[DATA EXTRACT]:
☆ ☆ ☆
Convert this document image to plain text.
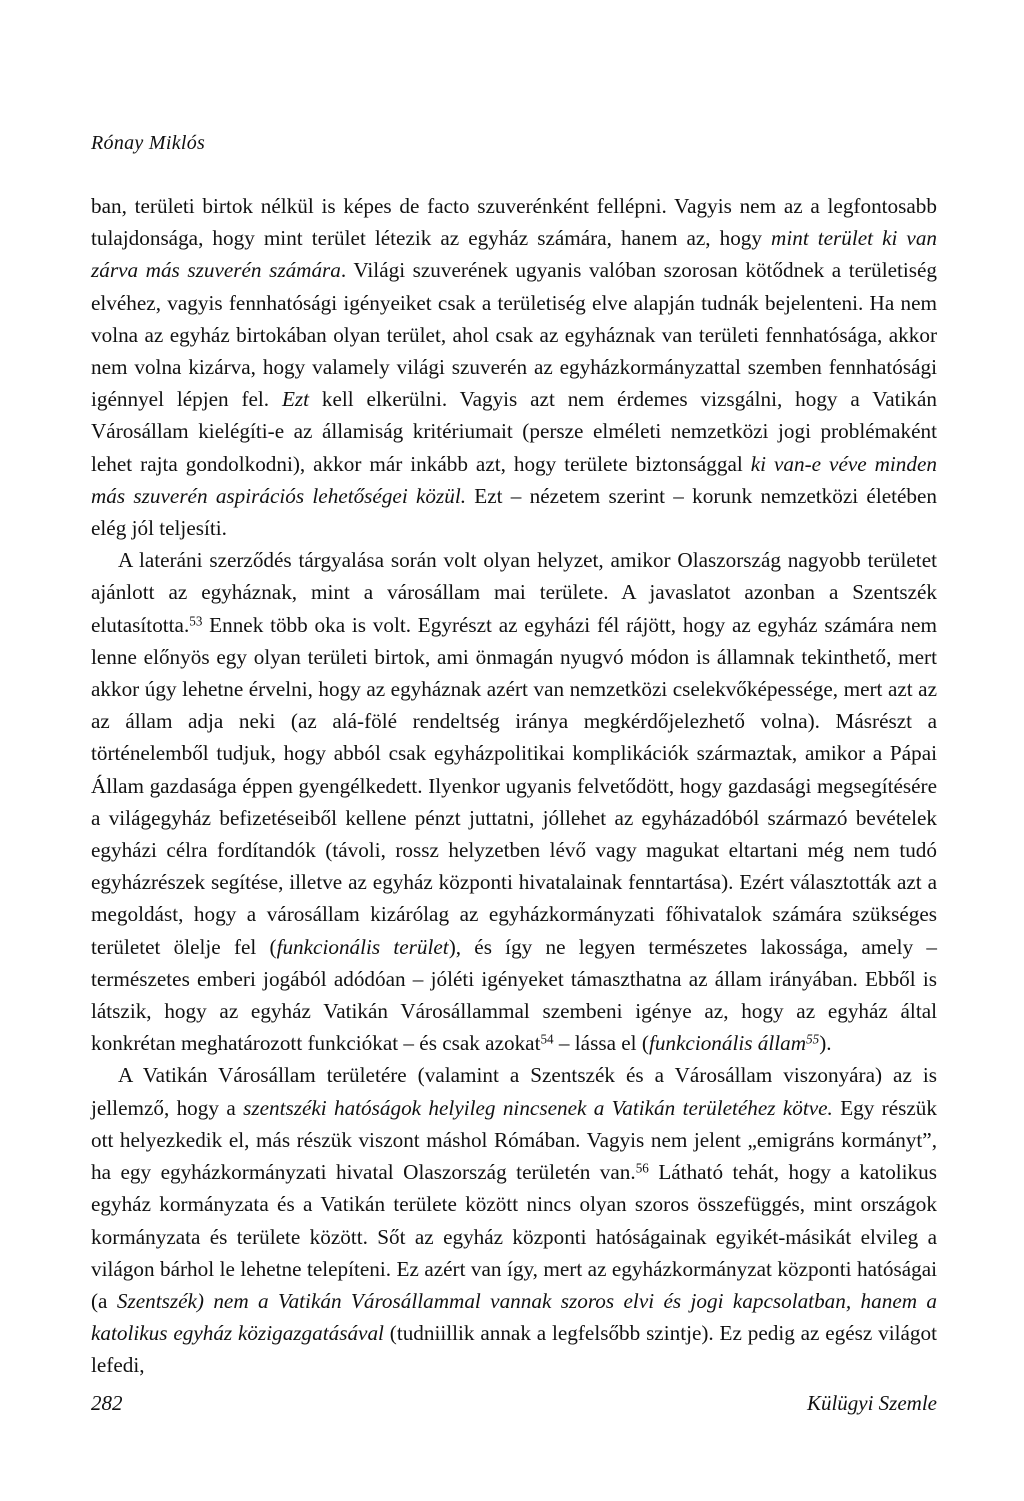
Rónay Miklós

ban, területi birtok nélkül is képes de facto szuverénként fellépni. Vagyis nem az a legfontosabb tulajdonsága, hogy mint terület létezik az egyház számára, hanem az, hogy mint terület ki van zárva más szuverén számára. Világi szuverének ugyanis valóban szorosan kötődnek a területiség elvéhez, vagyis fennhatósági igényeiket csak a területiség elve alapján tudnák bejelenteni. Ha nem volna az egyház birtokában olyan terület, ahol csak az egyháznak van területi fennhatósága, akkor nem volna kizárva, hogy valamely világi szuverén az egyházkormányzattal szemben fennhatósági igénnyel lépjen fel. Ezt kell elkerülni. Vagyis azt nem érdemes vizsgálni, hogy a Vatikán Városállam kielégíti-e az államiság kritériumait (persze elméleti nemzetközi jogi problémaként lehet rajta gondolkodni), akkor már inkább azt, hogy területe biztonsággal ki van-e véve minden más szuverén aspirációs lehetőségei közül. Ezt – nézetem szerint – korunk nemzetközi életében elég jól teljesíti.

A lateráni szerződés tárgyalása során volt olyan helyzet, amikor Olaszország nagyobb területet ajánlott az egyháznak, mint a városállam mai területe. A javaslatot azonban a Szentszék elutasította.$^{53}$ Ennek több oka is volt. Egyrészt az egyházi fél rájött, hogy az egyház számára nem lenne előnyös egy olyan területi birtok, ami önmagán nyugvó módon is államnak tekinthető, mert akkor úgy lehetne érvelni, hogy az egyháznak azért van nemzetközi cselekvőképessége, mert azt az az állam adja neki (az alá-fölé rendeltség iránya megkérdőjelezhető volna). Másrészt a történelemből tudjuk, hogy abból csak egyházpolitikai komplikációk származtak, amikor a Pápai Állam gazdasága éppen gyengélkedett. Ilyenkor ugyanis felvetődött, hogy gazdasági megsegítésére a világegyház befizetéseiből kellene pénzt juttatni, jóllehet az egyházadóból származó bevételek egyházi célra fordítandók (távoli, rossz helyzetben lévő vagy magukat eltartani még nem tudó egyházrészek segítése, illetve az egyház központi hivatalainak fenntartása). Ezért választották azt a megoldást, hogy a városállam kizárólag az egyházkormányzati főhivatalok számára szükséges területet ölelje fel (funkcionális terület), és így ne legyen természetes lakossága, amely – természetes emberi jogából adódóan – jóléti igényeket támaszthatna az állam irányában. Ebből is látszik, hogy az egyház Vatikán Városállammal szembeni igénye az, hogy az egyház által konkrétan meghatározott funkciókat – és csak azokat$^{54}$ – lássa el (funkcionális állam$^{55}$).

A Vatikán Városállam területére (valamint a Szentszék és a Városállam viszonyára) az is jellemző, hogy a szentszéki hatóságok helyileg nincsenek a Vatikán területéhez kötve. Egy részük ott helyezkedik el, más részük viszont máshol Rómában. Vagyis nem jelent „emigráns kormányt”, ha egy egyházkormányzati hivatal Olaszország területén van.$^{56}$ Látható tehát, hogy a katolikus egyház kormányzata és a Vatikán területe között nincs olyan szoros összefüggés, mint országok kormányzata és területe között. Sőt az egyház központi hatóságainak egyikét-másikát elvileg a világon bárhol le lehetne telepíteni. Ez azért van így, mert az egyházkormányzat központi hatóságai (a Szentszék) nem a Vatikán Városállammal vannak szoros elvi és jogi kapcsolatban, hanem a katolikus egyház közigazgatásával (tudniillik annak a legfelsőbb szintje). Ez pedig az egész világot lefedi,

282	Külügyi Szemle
☆ ☆ ☆
[WHAT TO PRODUCE]: The records above must be echoed exactly, minus their pictures.

[EXERCISE OUTPUT]:
Convert this document image to plain text.
Rónay Miklós

ban, területi birtok nélkül is képes de facto szuverénként fellépni. Vagyis nem az a legfontosabb tulajdonsága, hogy mint terület létezik az egyház számára, hanem az, hogy mint terület ki van zárva más szuverén számára. Világi szuverének ugyanis valóban szorosan kötődnek a területiség elvéhez, vagyis fennhatósági igényeiket csak a területiség elve alapján tudnák bejelenteni. Ha nem volna az egyház birtokában olyan terület, ahol csak az egyháznak van területi fennhatósága, akkor nem volna kizárva, hogy valamely világi szuverén az egyházkormányzattal szemben fennhatósági igénnyel lépjen fel. Ezt kell elkerülni. Vagyis azt nem érdemes vizsgálni, hogy a Vatikán Városállam kielégíti-e az államiság kritériumait (persze elméleti nemzetközi jogi problémaként lehet rajta gondolkodni), akkor már inkább azt, hogy területe biztonsággal ki van-e véve minden más szuverén aspirációs lehetőségei közül. Ezt – nézetem szerint – korunk nemzetközi életében elég jól teljesíti.

A lateráni szerződés tárgyalása során volt olyan helyzet, amikor Olaszország nagyobb területet ajánlott az egyháznak, mint a városállam mai területe. A javaslatot azonban a Szentszék elutasította.$^{53}$ Ennek több oka is volt. Egyrészt az egyházi fél rájött, hogy az egyház számára nem lenne előnyös egy olyan területi birtok, ami önmagán nyugvó módon is államnak tekinthető, mert akkor úgy lehetne érvelni, hogy az egyháznak azért van nemzetközi cselekvőképessége, mert azt az az állam adja neki (az alá-fölé rendeltség iránya megkérdőjelezhető volna). Másrészt a történelemből tudjuk, hogy abból csak egyházpolitikai komplikációk származtak, amikor a Pápai Állam gazdasága éppen gyengélkedett. Ilyenkor ugyanis felvetődött, hogy gazdasági megsegítésére a világegyház befizetéseiből kellene pénzt juttatni, jóllehet az egyházadóból származó bevételek egyházi célra fordítandók (távoli, rossz helyzetben lévő vagy magukat eltartani még nem tudó egyházrészek segítése, illetve az egyház központi hivatalainak fenntartása). Ezért választották azt a megoldást, hogy a városállam kizárólag az egyházkormányzati főhivatalok számára szükséges területet ölelje fel (funkcionális terület), és így ne legyen természetes lakossága, amely – természetes emberi jogából adódóan – jóléti igényeket támaszthatna az állam irányában. Ebből is látszik, hogy az egyház Vatikán Városállammal szembeni igénye az, hogy az egyház által konkrétan meghatározott funkciókat – és csak azokat$^{54}$ – lássa el (funkcionális állam$^{55}$).

A Vatikán Városállam területére (valamint a Szentszék és a Városállam viszonyára) az is jellemző, hogy a szentszéki hatóságok helyileg nincsenek a Vatikán területéhez kötve. Egy részük ott helyezkedik el, más részük viszont máshol Rómában. Vagyis nem jelent „emigráns kormányt”, ha egy egyházkormányzati hivatal Olaszország területén van.$^{56}$ Látható tehát, hogy a katolikus egyház kormányzata és a Vatikán területe között nincs olyan szoros összefüggés, mint országok kormányzata és területe között. Sőt az egyház központi hatóságainak egyikét-másikát elvileg a világon bárhol le lehetne telepíteni. Ez azért van így, mert az egyházkormányzat központi hatóságai (a Szentszék) nem a Vatikán Városállammal vannak szoros elvi és jogi kapcsolatban, hanem a katolikus egyház közigazgatásával (tudniillik annak a legfelsőbb szintje). Ez pedig az egész világot lefedi,

282	Külügyi Szemle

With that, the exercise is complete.